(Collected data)
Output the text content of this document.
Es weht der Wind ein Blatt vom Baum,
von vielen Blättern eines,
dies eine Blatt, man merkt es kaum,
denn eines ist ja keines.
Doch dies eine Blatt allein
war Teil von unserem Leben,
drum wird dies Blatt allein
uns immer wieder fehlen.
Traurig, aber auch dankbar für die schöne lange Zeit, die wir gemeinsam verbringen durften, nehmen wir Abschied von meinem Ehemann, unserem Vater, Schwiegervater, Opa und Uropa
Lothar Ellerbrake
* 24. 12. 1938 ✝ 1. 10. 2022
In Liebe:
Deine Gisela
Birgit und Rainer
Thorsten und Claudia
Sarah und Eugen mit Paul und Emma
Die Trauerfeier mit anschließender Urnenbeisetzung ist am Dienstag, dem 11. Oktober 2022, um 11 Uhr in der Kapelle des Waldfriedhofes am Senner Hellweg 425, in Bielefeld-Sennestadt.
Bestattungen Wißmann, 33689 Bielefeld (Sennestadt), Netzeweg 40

Objective » Reproduce the listing in full. Keep it exactly as written.

Exercise response »
Output the text content of this document.
Es weht der Wind ein Blatt vom Baum,
von vielen Blättern eines,
dies eine Blatt, man merkt es kaum,
denn eines ist ja keines.
Doch dies eine Blatt allein
war Teil von unserem Leben,
drum wird dies Blatt allein
uns immer wieder fehlen.
Traurig, aber auch dankbar für die schöne lange Zeit, die wir gemeinsam verbringen durften, nehmen wir Abschied von meinem Ehemann, unserem Vater, Schwiegervater, Opa und Uropa
Lothar Ellerbrake
* 24. 12. 1938 ✝ 1. 10. 2022
In Liebe:
Deine Gisela
Birgit und Rainer
Thorsten und Claudia
Sarah und Eugen mit Paul und Emma
Die Trauerfeier mit anschließender Urnenbeisetzung ist am Dienstag, dem 11. Oktober 2022, um 11 Uhr in der Kapelle des Waldfriedhofes am Senner Hellweg 425, in Bielefeld-Sennestadt.
Bestattungen Wißmann, 33689 Bielefeld (Sennestadt), Netzeweg 40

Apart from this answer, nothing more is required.